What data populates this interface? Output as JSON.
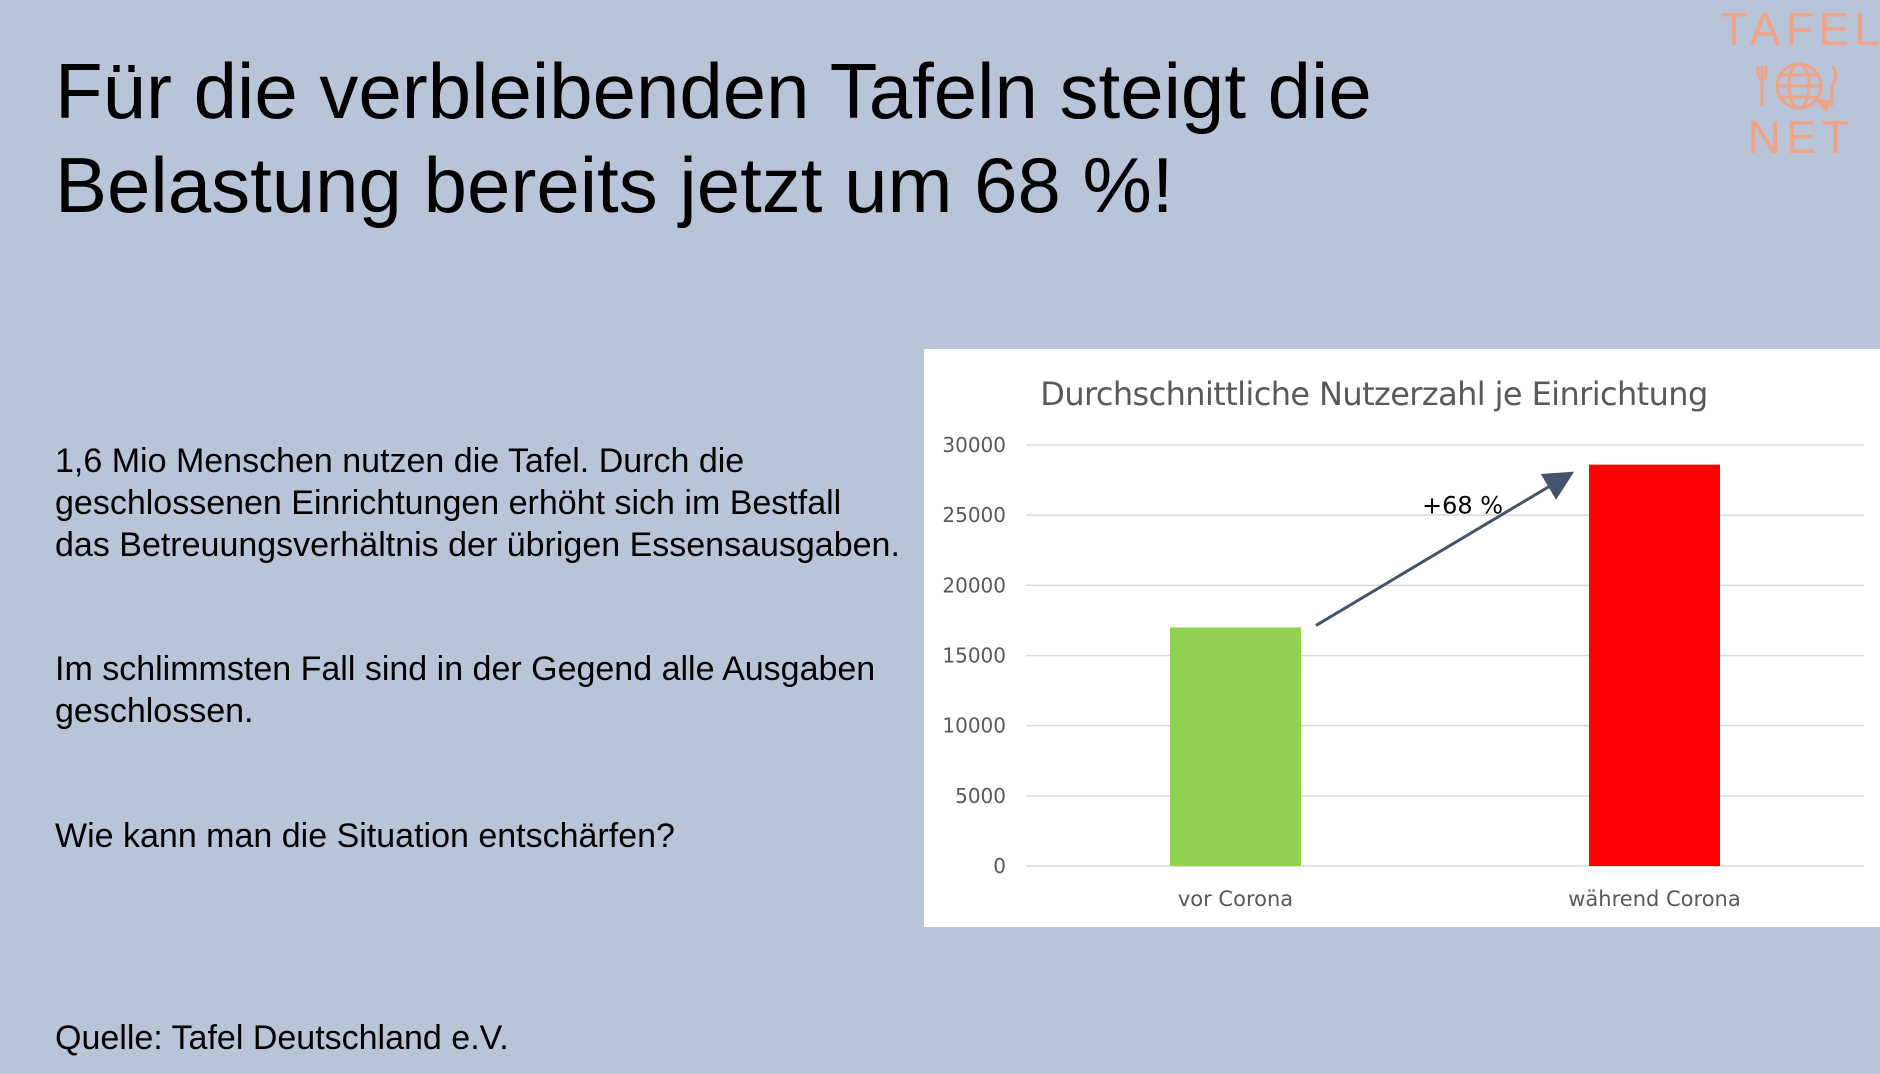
{
  "slide": {
    "title_line1": "Für die verbleibenden Tafeln steigt die",
    "title_line2": "Belastung bereits jetzt um 68 %!",
    "logo": {
      "top": "TAFEL",
      "bottom": "NET",
      "icon": "globe-cutlery-icon",
      "color": "#f0a487"
    },
    "paragraph1": "1,6 Mio Menschen nutzen die Tafel. Durch die geschlossenen Einrichtungen erhöht sich im Bestfall das Betreuungsverhältnis der übrigen Essensausgaben.",
    "paragraph2": "Im schlimmsten Fall sind in der Gegend alle Ausgaben geschlossen.",
    "question": "Wie kann man die Situation entschärfen?",
    "source": "Quelle: Tafel Deutschland e.V.",
    "background_color": "#b8c5d9"
  },
  "chart_data": {
    "type": "bar",
    "title": "Durchschnittliche Nutzerzahl je Einrichtung",
    "categories": [
      "vor Corona",
      "während Corona"
    ],
    "values": [
      17000,
      28600
    ],
    "colors": [
      "#92d050",
      "#ff0000"
    ],
    "ylim": [
      0,
      30000
    ],
    "yticks": [
      0,
      5000,
      10000,
      15000,
      20000,
      25000,
      30000
    ],
    "grid": true,
    "annotation": "+68 %",
    "xlabel": "",
    "ylabel": ""
  }
}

────

# TASK DETAILS
Extract the full listing above verbatim; pictures are to be left out of the copy.

# FINAL RESULT
What data populates this interface? Output as JSON.
{
  "slide": {
    "title_line1": "Für die verbleibenden Tafeln steigt die",
    "title_line2": "Belastung bereits jetzt um 68 %!",
    "logo": {
      "top": "TAFEL",
      "bottom": "NET",
      "icon": "globe-cutlery-icon",
      "color": "#f0a487"
    },
    "paragraph1": "1,6 Mio Menschen nutzen die Tafel. Durch die geschlossenen Einrichtungen erhöht sich im Bestfall das Betreuungsverhältnis der übrigen Essensausgaben.",
    "paragraph2": "Im schlimmsten Fall sind in der Gegend alle Ausgaben geschlossen.",
    "question": "Wie kann man die Situation entschärfen?",
    "source": "Quelle: Tafel Deutschland e.V.",
    "background_color": "#b8c5d9"
  },
  "chart_data": {
    "type": "bar",
    "title": "Durchschnittliche Nutzerzahl je Einrichtung",
    "categories": [
      "vor Corona",
      "während Corona"
    ],
    "values": [
      17000,
      28600
    ],
    "colors": [
      "#92d050",
      "#ff0000"
    ],
    "ylim": [
      0,
      30000
    ],
    "yticks": [
      0,
      5000,
      10000,
      15000,
      20000,
      25000,
      30000
    ],
    "grid": true,
    "annotation": "+68 %",
    "xlabel": "",
    "ylabel": ""
  }
}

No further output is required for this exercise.